Wherever the string "secretory" appears, copy the whole line.

Start of DATA ENTRIES

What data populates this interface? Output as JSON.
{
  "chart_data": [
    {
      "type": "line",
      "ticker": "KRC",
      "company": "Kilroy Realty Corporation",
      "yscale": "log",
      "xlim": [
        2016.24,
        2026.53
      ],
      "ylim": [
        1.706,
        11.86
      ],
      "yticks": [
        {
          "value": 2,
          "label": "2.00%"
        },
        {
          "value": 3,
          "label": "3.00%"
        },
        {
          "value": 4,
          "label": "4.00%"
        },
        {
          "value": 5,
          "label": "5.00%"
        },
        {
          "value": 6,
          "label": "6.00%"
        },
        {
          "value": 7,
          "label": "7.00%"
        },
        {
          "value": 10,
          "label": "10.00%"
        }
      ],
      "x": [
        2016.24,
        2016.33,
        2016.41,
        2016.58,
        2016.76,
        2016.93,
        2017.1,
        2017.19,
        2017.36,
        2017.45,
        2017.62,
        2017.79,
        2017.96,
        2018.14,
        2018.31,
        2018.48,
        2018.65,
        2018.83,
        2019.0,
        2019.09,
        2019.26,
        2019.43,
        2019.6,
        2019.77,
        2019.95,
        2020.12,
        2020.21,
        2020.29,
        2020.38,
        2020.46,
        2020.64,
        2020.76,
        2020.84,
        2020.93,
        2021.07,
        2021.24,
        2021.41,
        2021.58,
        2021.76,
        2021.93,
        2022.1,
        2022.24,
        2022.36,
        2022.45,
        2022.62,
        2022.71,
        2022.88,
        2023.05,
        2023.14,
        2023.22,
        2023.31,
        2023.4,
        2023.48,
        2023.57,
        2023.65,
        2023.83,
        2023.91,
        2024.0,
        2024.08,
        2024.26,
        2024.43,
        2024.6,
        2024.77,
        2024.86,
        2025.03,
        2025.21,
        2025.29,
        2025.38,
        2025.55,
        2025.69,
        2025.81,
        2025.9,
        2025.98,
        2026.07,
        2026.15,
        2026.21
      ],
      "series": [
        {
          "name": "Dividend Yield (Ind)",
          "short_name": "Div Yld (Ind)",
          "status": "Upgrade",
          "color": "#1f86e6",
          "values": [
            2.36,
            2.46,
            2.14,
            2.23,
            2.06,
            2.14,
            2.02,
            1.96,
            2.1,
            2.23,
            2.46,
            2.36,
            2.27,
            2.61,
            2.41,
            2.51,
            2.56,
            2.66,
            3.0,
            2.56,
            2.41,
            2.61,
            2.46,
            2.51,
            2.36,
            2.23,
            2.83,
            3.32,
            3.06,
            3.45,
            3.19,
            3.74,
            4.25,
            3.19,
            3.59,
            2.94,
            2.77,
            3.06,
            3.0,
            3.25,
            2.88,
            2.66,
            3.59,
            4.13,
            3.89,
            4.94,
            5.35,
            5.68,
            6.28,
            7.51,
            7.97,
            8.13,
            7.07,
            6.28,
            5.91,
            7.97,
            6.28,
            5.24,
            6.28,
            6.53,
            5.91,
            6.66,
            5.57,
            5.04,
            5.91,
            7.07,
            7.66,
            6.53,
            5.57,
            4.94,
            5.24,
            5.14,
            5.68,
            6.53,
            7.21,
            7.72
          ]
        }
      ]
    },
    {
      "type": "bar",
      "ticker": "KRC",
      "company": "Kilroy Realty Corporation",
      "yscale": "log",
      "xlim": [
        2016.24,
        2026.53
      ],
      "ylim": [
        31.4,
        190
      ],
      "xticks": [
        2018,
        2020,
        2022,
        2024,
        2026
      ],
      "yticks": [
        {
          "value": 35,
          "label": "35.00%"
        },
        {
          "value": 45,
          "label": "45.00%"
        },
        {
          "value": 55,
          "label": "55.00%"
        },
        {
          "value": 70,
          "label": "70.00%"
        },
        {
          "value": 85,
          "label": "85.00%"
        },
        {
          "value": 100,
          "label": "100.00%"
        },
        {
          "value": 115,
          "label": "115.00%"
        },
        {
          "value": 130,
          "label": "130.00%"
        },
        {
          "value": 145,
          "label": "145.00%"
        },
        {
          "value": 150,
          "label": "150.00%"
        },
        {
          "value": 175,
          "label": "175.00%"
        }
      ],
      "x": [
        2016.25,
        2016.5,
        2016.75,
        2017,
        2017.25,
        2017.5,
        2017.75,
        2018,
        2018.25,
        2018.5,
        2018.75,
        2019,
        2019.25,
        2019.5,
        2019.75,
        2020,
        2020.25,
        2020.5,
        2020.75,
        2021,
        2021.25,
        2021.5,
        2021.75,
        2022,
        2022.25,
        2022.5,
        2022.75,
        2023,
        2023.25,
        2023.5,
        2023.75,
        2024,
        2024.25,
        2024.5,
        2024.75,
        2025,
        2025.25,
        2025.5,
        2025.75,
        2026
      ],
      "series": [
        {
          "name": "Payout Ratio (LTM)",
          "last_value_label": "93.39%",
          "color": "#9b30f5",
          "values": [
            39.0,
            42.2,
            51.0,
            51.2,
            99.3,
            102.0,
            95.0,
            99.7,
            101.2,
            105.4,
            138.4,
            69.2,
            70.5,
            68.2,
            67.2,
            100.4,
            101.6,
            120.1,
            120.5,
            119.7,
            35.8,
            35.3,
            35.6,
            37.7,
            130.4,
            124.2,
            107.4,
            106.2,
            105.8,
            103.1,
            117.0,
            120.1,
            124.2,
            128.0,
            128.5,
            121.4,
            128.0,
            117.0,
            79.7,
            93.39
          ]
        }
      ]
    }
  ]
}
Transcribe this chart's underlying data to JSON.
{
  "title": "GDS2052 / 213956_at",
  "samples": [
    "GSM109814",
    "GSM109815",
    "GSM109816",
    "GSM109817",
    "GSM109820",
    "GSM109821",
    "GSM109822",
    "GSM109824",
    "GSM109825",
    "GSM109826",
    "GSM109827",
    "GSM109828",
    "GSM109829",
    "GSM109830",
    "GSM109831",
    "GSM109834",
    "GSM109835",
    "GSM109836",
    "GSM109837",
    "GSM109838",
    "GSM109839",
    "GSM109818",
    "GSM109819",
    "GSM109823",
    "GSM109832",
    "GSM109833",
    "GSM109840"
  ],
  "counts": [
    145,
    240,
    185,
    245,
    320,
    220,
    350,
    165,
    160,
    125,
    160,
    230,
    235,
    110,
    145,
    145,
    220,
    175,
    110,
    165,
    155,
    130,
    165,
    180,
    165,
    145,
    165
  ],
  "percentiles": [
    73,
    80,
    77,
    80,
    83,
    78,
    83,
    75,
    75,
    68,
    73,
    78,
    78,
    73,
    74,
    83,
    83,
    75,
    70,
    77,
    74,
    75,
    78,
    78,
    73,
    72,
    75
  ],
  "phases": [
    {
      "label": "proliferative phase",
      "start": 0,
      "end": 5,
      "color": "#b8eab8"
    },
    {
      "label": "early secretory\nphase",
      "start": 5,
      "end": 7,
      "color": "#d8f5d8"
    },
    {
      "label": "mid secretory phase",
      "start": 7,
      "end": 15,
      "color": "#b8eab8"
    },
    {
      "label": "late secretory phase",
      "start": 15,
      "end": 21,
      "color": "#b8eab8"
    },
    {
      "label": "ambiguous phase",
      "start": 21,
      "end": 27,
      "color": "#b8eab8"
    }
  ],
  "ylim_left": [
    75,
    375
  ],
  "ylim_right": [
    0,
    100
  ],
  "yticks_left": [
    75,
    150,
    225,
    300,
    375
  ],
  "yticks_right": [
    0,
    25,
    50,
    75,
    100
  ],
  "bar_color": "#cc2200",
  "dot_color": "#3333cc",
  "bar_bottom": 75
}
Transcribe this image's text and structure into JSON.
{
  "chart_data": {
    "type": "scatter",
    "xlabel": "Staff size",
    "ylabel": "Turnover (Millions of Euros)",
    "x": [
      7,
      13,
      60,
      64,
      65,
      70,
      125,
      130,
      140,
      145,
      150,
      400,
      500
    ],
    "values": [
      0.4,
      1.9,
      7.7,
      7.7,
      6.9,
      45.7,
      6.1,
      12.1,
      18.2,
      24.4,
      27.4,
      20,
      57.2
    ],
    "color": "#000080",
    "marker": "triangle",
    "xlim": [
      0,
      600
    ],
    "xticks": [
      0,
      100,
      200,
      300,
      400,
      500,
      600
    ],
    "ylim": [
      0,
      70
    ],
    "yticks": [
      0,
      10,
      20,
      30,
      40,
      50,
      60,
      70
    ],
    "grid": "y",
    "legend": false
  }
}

End of DATA ENTRIES

EXERCISE OUTPUT
      "label": "early secretory\nphase",
      "label": "mid secretory phase",
      "label": "late secretory phase",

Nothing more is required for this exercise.